** Start of SUPPLIED INFORMATION **

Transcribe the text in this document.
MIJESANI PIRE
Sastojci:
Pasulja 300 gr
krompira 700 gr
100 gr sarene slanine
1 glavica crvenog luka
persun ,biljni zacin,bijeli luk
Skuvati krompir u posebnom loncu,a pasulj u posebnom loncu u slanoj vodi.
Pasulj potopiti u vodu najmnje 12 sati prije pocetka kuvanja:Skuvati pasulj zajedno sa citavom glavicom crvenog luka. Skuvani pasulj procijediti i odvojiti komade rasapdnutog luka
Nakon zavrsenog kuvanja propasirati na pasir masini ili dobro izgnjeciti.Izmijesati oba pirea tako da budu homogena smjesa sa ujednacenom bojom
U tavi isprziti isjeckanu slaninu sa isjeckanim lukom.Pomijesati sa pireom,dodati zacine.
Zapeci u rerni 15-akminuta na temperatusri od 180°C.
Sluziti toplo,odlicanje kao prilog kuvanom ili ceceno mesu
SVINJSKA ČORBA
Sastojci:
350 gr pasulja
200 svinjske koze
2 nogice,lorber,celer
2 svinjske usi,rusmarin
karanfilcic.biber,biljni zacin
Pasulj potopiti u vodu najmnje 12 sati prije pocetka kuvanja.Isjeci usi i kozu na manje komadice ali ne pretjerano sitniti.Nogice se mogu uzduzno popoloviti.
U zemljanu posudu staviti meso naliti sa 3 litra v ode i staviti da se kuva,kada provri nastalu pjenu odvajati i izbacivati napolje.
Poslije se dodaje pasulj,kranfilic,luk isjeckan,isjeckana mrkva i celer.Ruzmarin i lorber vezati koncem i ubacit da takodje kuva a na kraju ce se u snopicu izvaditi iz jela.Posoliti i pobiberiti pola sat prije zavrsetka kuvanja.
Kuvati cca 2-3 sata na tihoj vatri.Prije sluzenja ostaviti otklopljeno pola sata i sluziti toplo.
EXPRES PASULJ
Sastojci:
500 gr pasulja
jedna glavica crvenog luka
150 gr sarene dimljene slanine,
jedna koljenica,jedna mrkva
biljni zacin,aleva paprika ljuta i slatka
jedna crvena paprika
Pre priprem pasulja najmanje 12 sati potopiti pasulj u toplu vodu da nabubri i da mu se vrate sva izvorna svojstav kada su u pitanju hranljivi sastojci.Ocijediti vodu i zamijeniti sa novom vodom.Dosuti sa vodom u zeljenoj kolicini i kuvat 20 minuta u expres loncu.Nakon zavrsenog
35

** End of SUPPLIED INFORMATION **

Find and copy each line above that includes the string "zavrsenog".

FINAL RESULT:
Nakon zavrsenog kuvanja propasirati na pasir masini ili dobro izgnjeciti.Izmijesati oba pirea tako da budu homogena smjesa sa ujednacenom bojom
Pre priprem pasulja najmanje 12 sati potopiti pasulj u toplu vodu da nabubri i da mu se vrate sva izvorna svojstav kada su u pitanju hranljivi sastojci.Ocijediti vodu i zamijeniti sa novom vodom.Dosuti sa vodom u zeljenoj kolicini i kuvat 20 minuta u expres loncu.Nakon zavrsenog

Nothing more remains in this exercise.